(Dataset records on visual material)
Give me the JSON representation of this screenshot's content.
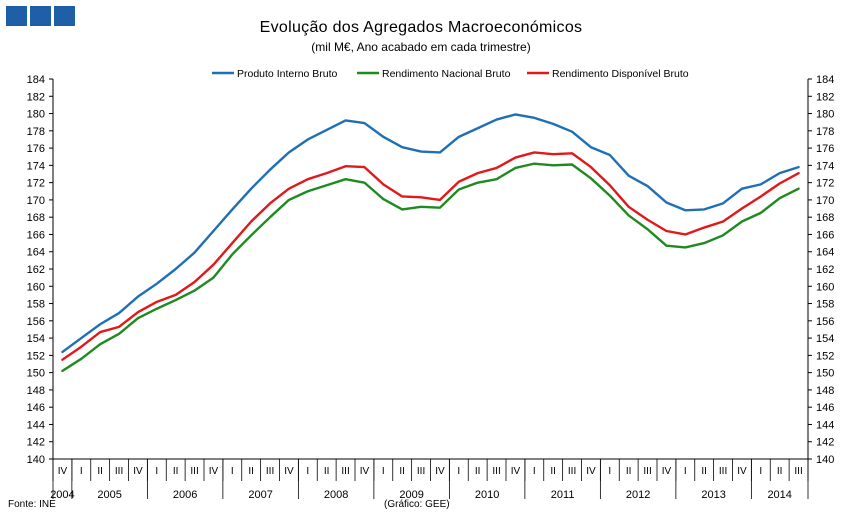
{
  "chart_data": {
    "type": "line",
    "title": "Evolução dos Agregados  Macroeconómicos",
    "subtitle": "(mil M€, Ano acabado em cada trimestre)",
    "source": "Fonte: INE",
    "credit": "(Gráfico: GEE)",
    "ylim": [
      140,
      184
    ],
    "ystep": 2,
    "grid": false,
    "legend_position": "top",
    "quarters": [
      "IV",
      "I",
      "II",
      "III",
      "IV",
      "I",
      "II",
      "III",
      "IV",
      "I",
      "II",
      "III",
      "IV",
      "I",
      "II",
      "III",
      "IV",
      "I",
      "II",
      "III",
      "IV",
      "I",
      "II",
      "III",
      "IV",
      "I",
      "II",
      "III",
      "IV",
      "I",
      "II",
      "III",
      "IV",
      "I",
      "II",
      "III",
      "IV",
      "I",
      "II",
      "III"
    ],
    "years": [
      {
        "label": "2004",
        "start": 0,
        "count": 1
      },
      {
        "label": "2005",
        "start": 1,
        "count": 4
      },
      {
        "label": "2006",
        "start": 5,
        "count": 4
      },
      {
        "label": "2007",
        "start": 9,
        "count": 4
      },
      {
        "label": "2008",
        "start": 13,
        "count": 4
      },
      {
        "label": "2009",
        "start": 17,
        "count": 4
      },
      {
        "label": "2010",
        "start": 21,
        "count": 4
      },
      {
        "label": "2011",
        "start": 25,
        "count": 4
      },
      {
        "label": "2012",
        "start": 29,
        "count": 4
      },
      {
        "label": "2013",
        "start": 33,
        "count": 4
      },
      {
        "label": "2014",
        "start": 37,
        "count": 3
      }
    ],
    "series": [
      {
        "name": "Produto Interno Bruto",
        "color": "#1f6fb4",
        "values": [
          152.4,
          154.0,
          155.6,
          156.9,
          158.8,
          160.3,
          162.0,
          163.9,
          166.4,
          168.9,
          171.3,
          173.5,
          175.5,
          177.0,
          178.1,
          179.2,
          178.9,
          177.3,
          176.1,
          175.6,
          175.5,
          177.3,
          178.3,
          179.3,
          179.9,
          179.5,
          178.8,
          177.9,
          176.1,
          175.2,
          172.8,
          171.6,
          169.7,
          168.8,
          168.9,
          169.6,
          171.3,
          171.8,
          173.1,
          173.8
        ]
      },
      {
        "name": "Rendimento Nacional Bruto",
        "color": "#1f8a1f",
        "values": [
          150.2,
          151.6,
          153.3,
          154.5,
          156.3,
          157.4,
          158.4,
          159.5,
          161.0,
          163.7,
          165.9,
          168.0,
          170.0,
          171.0,
          171.7,
          172.4,
          172.0,
          170.1,
          168.9,
          169.2,
          169.1,
          171.2,
          172.0,
          172.4,
          173.7,
          174.2,
          174.0,
          174.1,
          172.5,
          170.5,
          168.2,
          166.6,
          164.7,
          164.5,
          165.0,
          165.9,
          167.5,
          168.5,
          170.2,
          171.3
        ]
      },
      {
        "name": "Rendimento Disponível Bruto",
        "color": "#e0191b",
        "values": [
          151.5,
          153.0,
          154.7,
          155.3,
          157.0,
          158.2,
          159.0,
          160.5,
          162.5,
          165.0,
          167.5,
          169.6,
          171.3,
          172.4,
          173.1,
          173.9,
          173.8,
          171.8,
          170.4,
          170.3,
          170.0,
          172.1,
          173.1,
          173.7,
          174.9,
          175.5,
          175.3,
          175.4,
          173.8,
          171.7,
          169.2,
          167.7,
          166.4,
          166.0,
          166.8,
          167.5,
          169.0,
          170.4,
          171.9,
          173.1
        ]
      }
    ]
  }
}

**PROMPT**
Set the data above down again exactly as given, with no pictures.

**SOLVED EXERCISE**
Give me the JSON representation of this screenshot's content.
{
  "chart_data": {
    "type": "line",
    "title": "Evolução dos Agregados  Macroeconómicos",
    "subtitle": "(mil M€, Ano acabado em cada trimestre)",
    "source": "Fonte: INE",
    "credit": "(Gráfico: GEE)",
    "ylim": [
      140,
      184
    ],
    "ystep": 2,
    "grid": false,
    "legend_position": "top",
    "quarters": [
      "IV",
      "I",
      "II",
      "III",
      "IV",
      "I",
      "II",
      "III",
      "IV",
      "I",
      "II",
      "III",
      "IV",
      "I",
      "II",
      "III",
      "IV",
      "I",
      "II",
      "III",
      "IV",
      "I",
      "II",
      "III",
      "IV",
      "I",
      "II",
      "III",
      "IV",
      "I",
      "II",
      "III",
      "IV",
      "I",
      "II",
      "III",
      "IV",
      "I",
      "II",
      "III"
    ],
    "years": [
      {
        "label": "2004",
        "start": 0,
        "count": 1
      },
      {
        "label": "2005",
        "start": 1,
        "count": 4
      },
      {
        "label": "2006",
        "start": 5,
        "count": 4
      },
      {
        "label": "2007",
        "start": 9,
        "count": 4
      },
      {
        "label": "2008",
        "start": 13,
        "count": 4
      },
      {
        "label": "2009",
        "start": 17,
        "count": 4
      },
      {
        "label": "2010",
        "start": 21,
        "count": 4
      },
      {
        "label": "2011",
        "start": 25,
        "count": 4
      },
      {
        "label": "2012",
        "start": 29,
        "count": 4
      },
      {
        "label": "2013",
        "start": 33,
        "count": 4
      },
      {
        "label": "2014",
        "start": 37,
        "count": 3
      }
    ],
    "series": [
      {
        "name": "Produto Interno Bruto",
        "color": "#1f6fb4",
        "values": [
          152.4,
          154.0,
          155.6,
          156.9,
          158.8,
          160.3,
          162.0,
          163.9,
          166.4,
          168.9,
          171.3,
          173.5,
          175.5,
          177.0,
          178.1,
          179.2,
          178.9,
          177.3,
          176.1,
          175.6,
          175.5,
          177.3,
          178.3,
          179.3,
          179.9,
          179.5,
          178.8,
          177.9,
          176.1,
          175.2,
          172.8,
          171.6,
          169.7,
          168.8,
          168.9,
          169.6,
          171.3,
          171.8,
          173.1,
          173.8
        ]
      },
      {
        "name": "Rendimento Nacional Bruto",
        "color": "#1f8a1f",
        "values": [
          150.2,
          151.6,
          153.3,
          154.5,
          156.3,
          157.4,
          158.4,
          159.5,
          161.0,
          163.7,
          165.9,
          168.0,
          170.0,
          171.0,
          171.7,
          172.4,
          172.0,
          170.1,
          168.9,
          169.2,
          169.1,
          171.2,
          172.0,
          172.4,
          173.7,
          174.2,
          174.0,
          174.1,
          172.5,
          170.5,
          168.2,
          166.6,
          164.7,
          164.5,
          165.0,
          165.9,
          167.5,
          168.5,
          170.2,
          171.3
        ]
      },
      {
        "name": "Rendimento Disponível Bruto",
        "color": "#e0191b",
        "values": [
          151.5,
          153.0,
          154.7,
          155.3,
          157.0,
          158.2,
          159.0,
          160.5,
          162.5,
          165.0,
          167.5,
          169.6,
          171.3,
          172.4,
          173.1,
          173.9,
          173.8,
          171.8,
          170.4,
          170.3,
          170.0,
          172.1,
          173.1,
          173.7,
          174.9,
          175.5,
          175.3,
          175.4,
          173.8,
          171.7,
          169.2,
          167.7,
          166.4,
          166.0,
          166.8,
          167.5,
          169.0,
          170.4,
          171.9,
          173.1
        ]
      }
    ]
  }
}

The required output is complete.